Locate each line containing the string "this" and copy it out.

● **Items from a figure collection**:
· · · · ·

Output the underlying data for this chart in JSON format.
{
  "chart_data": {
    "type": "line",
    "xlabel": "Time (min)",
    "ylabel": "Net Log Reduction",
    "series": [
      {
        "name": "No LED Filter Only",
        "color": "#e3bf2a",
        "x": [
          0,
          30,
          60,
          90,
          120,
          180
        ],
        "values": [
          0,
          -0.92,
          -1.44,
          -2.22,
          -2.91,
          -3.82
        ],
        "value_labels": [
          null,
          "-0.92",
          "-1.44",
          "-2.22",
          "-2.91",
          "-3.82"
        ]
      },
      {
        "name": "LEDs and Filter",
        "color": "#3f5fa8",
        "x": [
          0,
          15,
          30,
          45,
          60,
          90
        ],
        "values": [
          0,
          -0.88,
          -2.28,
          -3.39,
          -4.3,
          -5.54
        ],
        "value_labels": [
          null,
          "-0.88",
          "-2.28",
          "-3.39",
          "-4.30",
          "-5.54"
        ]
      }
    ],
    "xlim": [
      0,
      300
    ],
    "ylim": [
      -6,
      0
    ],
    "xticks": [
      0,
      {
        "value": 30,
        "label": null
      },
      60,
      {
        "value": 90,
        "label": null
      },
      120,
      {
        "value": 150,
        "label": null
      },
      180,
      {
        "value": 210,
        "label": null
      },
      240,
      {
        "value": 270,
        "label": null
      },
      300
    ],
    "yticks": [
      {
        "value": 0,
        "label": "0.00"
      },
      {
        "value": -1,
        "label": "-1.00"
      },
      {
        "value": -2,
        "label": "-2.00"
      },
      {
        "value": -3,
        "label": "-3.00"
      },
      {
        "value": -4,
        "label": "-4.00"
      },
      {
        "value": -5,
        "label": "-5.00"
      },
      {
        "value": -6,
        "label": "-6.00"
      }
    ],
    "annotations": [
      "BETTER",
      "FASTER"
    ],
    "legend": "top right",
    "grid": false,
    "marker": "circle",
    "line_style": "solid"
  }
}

· · · · ·

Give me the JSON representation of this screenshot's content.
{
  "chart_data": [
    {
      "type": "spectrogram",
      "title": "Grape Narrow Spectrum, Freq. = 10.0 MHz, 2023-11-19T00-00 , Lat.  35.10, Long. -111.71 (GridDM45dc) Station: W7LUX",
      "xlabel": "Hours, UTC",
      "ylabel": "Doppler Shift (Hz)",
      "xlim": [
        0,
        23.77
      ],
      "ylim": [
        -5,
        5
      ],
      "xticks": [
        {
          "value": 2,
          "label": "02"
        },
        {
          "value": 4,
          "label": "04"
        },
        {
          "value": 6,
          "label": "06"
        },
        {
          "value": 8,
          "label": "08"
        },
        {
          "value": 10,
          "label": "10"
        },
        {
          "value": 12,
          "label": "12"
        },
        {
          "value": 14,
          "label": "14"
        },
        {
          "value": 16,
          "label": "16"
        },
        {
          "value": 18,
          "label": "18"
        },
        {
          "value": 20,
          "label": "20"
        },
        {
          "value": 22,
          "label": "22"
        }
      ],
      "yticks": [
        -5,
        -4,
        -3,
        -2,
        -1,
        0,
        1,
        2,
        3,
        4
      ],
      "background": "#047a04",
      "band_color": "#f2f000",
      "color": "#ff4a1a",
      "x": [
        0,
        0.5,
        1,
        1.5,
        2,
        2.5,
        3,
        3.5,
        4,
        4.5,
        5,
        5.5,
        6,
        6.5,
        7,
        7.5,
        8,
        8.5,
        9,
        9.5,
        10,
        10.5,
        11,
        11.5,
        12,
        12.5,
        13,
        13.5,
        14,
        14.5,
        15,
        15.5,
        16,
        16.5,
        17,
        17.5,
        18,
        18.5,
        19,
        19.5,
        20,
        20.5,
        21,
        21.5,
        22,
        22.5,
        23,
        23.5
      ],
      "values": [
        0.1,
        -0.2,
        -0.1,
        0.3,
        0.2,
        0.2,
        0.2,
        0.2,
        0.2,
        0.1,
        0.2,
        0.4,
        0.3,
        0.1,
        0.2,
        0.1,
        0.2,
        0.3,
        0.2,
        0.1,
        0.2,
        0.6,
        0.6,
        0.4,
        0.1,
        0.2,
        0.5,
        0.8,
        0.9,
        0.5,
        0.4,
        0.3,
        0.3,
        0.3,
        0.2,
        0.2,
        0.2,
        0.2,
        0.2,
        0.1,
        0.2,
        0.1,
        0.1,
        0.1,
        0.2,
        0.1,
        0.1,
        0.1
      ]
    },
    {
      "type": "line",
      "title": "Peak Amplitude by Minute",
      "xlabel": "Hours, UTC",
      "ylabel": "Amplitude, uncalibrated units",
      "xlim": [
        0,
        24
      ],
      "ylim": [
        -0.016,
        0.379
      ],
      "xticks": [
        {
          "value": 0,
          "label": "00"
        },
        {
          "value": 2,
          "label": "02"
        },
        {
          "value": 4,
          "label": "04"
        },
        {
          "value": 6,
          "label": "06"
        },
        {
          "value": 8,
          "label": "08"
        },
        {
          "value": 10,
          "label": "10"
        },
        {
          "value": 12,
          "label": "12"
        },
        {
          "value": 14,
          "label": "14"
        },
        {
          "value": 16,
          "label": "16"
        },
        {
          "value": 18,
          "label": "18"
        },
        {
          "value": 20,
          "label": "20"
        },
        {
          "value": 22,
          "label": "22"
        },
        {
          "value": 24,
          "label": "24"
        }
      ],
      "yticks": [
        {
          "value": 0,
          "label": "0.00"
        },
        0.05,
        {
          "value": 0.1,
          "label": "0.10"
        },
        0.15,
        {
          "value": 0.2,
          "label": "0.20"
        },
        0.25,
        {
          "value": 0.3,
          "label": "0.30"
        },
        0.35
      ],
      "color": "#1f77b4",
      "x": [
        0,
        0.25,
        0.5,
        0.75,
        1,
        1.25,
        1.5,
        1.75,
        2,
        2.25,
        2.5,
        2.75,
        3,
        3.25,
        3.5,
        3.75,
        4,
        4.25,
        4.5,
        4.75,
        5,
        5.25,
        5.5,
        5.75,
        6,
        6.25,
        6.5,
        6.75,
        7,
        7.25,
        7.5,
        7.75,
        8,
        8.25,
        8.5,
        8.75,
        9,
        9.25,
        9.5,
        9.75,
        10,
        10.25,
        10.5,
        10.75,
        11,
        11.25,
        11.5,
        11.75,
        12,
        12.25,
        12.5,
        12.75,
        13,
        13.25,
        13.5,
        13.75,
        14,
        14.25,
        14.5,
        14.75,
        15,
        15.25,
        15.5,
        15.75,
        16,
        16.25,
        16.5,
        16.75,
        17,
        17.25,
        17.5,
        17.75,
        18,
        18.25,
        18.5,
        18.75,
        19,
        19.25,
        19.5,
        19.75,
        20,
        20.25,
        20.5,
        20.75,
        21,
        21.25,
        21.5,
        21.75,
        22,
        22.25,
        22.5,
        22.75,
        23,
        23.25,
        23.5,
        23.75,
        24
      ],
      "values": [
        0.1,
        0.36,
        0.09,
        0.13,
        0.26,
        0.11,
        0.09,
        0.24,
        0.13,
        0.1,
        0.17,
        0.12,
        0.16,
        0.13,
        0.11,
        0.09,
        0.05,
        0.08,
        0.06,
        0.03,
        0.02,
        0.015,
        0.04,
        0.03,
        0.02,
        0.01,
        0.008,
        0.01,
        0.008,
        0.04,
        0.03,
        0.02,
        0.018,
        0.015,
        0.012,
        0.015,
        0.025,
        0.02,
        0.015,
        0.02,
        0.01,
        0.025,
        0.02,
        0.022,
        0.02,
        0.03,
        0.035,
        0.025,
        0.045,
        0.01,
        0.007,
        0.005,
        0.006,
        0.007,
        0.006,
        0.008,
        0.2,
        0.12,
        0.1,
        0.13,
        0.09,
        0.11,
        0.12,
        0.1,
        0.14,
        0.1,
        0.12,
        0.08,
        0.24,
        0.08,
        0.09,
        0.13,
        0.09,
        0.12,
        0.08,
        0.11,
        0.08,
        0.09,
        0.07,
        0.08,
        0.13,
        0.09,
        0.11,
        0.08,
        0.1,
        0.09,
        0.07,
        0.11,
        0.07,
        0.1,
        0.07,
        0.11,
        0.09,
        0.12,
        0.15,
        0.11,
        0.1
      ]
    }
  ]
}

· · · · ·

● **Exercise solution**:
Output the underlying data for this chart in JSON format.
Give me the JSON representation of this screenshot's content.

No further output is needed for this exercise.